- [Texte à lire]

>>>

Le sénateur indépendant du Vermont, Bernie Sanders, ancien candidat aux primaires démocrates, pose de son côté un regard sévère sur le parti. "Le peuple américain est en colère et veut du changement. Et ils ont raison", estime-t-il.
"Il ne faut pas s'étonner qu'un parti démocrate ayant abandonné la classe ouvrière s'aperçoive que la classe ouvrière l'a abandonné."
Bernie Sanders, sénateur du Vermontdans un communiqué
Un constat étayé sur le réseau social X par le sénateur Chris Murphy. "Il est temps de reconstruire la gauche", défend cet élu du Connecticut. Celle-ci "ne s'est jamais complètement attaquée aux dégâts causés par cinquante ans de néolibéralisme, qui ont laissé des légions d'Américains à la dérive". Marie Gluesenkamp Perez, élue d'une circonscription rurale de l'Etat de Washington, fustige dans le New York Times des démocrates qui "ne respectent pas les personnes qui travaillent pour gagner leur vie".
Des voix perdues
Ces critiques, en interne, mettent en lumière une réalité : le 5 novembre, les démocrates ont perdu des voix précieuses au sein des classes populaires, des professions ouvrières et de manière plus générale, parmi les Américains moins diplômés. Les comtés à forte activité agricole, minière ou industrielle sont trois à cinq points plus républicains qu'en 2020, rapporte le New York Times. Environ 56% des électeurs sans diplôme universitaire ont soutenu Donald Trump, contre 51% quatre ans plus tôt, d'après les études d'Associated Press.
Les minorités ethniques, des électorats essentiels pour les démocrates, penchent à leur tour vers la droite. Cette année, 43% des électeurs hispaniques ont voté pour Donald Trump, à l'instar de 16% des Afro-Américains. Il y a quatre ans, seuls 35% des latinos et 8% des électeurs noirs avaient soutenu le milliardaire. "C'était d'abord la classe ouvrière blanche. Désormais, ce sont aussi les travailleurs hispaniques et noirs" qui délaissent la gauche, déplore Bernie Sanders.
"Le parti est de plus en plus représenté par des électeurs ayant fait des études", relève Seth Masket, professeur de sciences politiques à l'université de Denver. L'électorat de gauche reste "très diversifié" et "il y a encore beaucoup d'électeurs pauvres", mais "ces derniers votaient autrefois bien plus souvent pour les démocrates", confirme l'auteur de Tirer les leçons de la défaite : les démocrates, 2016-2020.

<<<

- [Listing fourni]

>>>

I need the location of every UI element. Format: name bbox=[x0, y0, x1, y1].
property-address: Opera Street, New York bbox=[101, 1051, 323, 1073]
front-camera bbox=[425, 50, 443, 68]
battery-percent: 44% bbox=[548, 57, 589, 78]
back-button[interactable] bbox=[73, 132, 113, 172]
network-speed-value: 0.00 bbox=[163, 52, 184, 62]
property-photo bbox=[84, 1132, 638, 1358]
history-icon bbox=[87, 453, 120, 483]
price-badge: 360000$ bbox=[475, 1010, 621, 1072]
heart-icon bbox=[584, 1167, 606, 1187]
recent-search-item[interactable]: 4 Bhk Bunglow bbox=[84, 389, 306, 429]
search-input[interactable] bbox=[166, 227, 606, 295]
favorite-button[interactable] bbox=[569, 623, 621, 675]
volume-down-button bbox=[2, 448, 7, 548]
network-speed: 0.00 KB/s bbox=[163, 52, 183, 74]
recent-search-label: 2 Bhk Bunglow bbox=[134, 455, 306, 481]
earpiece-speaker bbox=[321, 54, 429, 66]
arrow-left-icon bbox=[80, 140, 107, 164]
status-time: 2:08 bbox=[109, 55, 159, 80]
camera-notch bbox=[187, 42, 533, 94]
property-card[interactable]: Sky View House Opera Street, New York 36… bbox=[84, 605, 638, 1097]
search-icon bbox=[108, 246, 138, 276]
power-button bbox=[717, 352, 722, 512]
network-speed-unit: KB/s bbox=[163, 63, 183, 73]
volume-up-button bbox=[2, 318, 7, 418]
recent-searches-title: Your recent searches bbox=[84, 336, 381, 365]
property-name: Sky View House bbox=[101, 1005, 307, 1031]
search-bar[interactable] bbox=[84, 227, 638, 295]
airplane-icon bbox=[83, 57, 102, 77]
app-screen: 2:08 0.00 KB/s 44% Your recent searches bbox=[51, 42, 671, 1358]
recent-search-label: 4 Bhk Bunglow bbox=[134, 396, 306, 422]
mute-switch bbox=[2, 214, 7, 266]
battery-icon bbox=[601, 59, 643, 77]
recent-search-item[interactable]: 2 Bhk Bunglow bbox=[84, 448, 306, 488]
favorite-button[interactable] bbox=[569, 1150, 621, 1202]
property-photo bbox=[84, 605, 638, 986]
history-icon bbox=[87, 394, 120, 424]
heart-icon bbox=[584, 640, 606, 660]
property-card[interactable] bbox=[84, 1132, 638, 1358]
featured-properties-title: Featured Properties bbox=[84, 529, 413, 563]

<<<
>>>

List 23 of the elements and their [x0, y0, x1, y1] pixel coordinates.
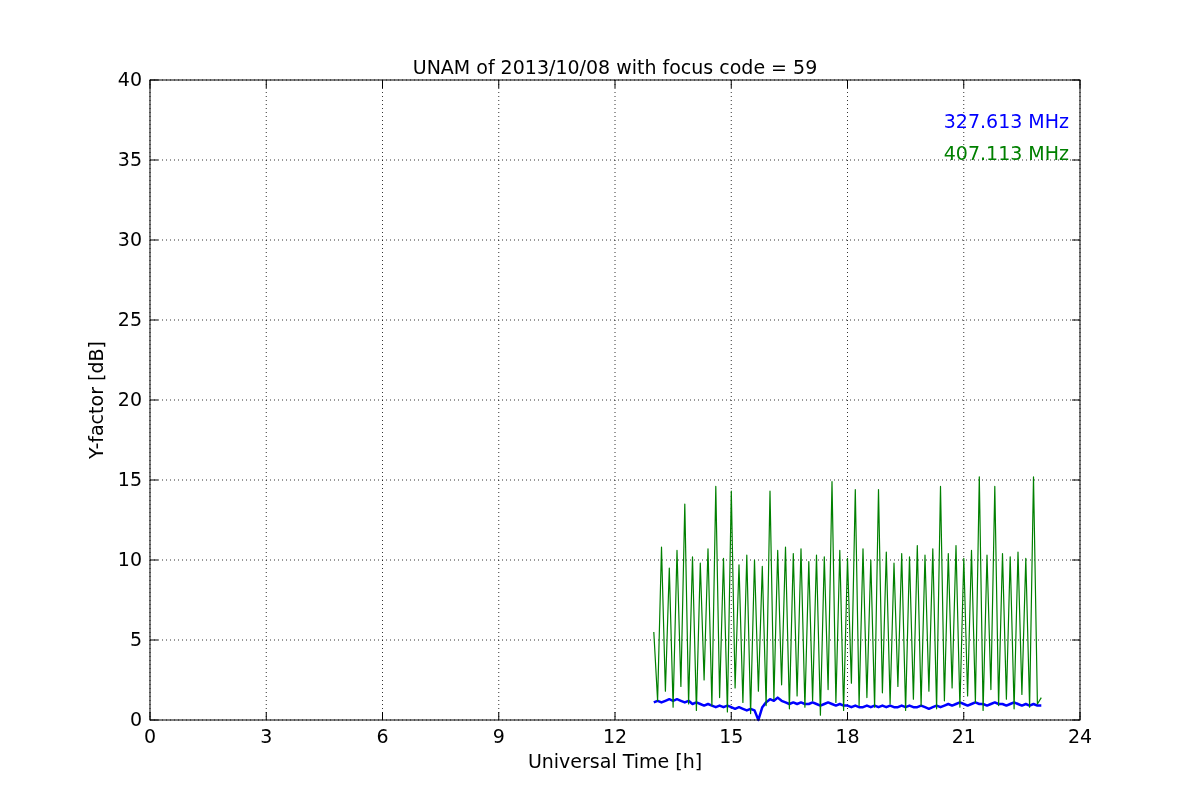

<<<

- [Travail demandé]
**a)** Traduisez en anglais cette phrase du texte à lire : « Il ne faut pas s'étonner qu'un parti démocrate ayant abandonné la classe ouvrière s'aperçoive que la classe ouvrière l'a abandonné. »
**b)** Présentez, s'il vous plaît, sous forme de liste numérotée les lignes du listing, de la ligne contenant "I need the location" jusqu'à la ligne contenant "history-icon bbox=[87, 394, 120, 424]", ces deux lignes comprises et sans les lignes vides.

- [Réponses par consigne]
**a)** It should come as no surprise that a Democratic Party that has abandoned the working class finds that the working class has abandoned it.

**b)**
1. I need the location of every UI element. Format: name bbox=[x0, y0, x1, y1].
2. property-address: Opera Street, New York bbox=[101, 1051, 323, 1073]
3. front-camera bbox=[425, 50, 443, 68]
4. battery-percent: 44% bbox=[548, 57, 589, 78]
5. back-button[interactable] bbox=[73, 132, 113, 172]
6. network-speed-value: 0.00 bbox=[163, 52, 184, 62]
7. property-photo bbox=[84, 1132, 638, 1358]
8. history-icon bbox=[87, 453, 120, 483]
9. price-badge: 360000$ bbox=[475, 1010, 621, 1072]
10. heart-icon bbox=[584, 1167, 606, 1187]
11. recent-search-item[interactable]: 4 Bhk Bunglow bbox=[84, 389, 306, 429]
12. search-input[interactable] bbox=[166, 227, 606, 295]
13. favorite-button[interactable] bbox=[569, 623, 621, 675]
14. volume-down-button bbox=[2, 448, 7, 548]
15. network-speed: 0.00 KB/s bbox=[163, 52, 183, 74]
16. recent-search-label: 2 Bhk Bunglow bbox=[134, 455, 306, 481]
17. earpiece-speaker bbox=[321, 54, 429, 66]
18. arrow-left-icon bbox=[80, 140, 107, 164]
19. status-time: 2:08 bbox=[109, 55, 159, 80]
20. camera-notch bbox=[187, 42, 533, 94]
21. property-card[interactable]: Sky View House Opera Street, New York 36… bbox=[84, 605, 638, 1097]
22. search-icon bbox=[108, 246, 138, 276]
23. power-button bbox=[717, 352, 722, 512]
24. network-speed-unit: KB/s bbox=[163, 63, 183, 73]
25. volume-up-button bbox=[2, 318, 7, 418]
26. recent-searches-title: Your recent searches bbox=[84, 336, 381, 365]
27. property-name: Sky View House bbox=[101, 1005, 307, 1031]
28. search-bar[interactable] bbox=[84, 227, 638, 295]
29. airplane-icon bbox=[83, 57, 102, 77]
30. app-screen: 2:08 0.00 KB/s 44% Your recent searches bbox=[51, 42, 671, 1358]
31. recent-search-label: 4 Bhk Bunglow bbox=[134, 396, 306, 422]
32. mute-switch bbox=[2, 214, 7, 266]
33. battery-icon bbox=[601, 59, 643, 77]
34. recent-search-item[interactable]: 2 Bhk Bunglow bbox=[84, 448, 306, 488]
35. favorite-button[interactable] bbox=[569, 1150, 621, 1202]
36. property-photo bbox=[84, 605, 638, 986]
37. history-icon bbox=[87, 394, 120, 424]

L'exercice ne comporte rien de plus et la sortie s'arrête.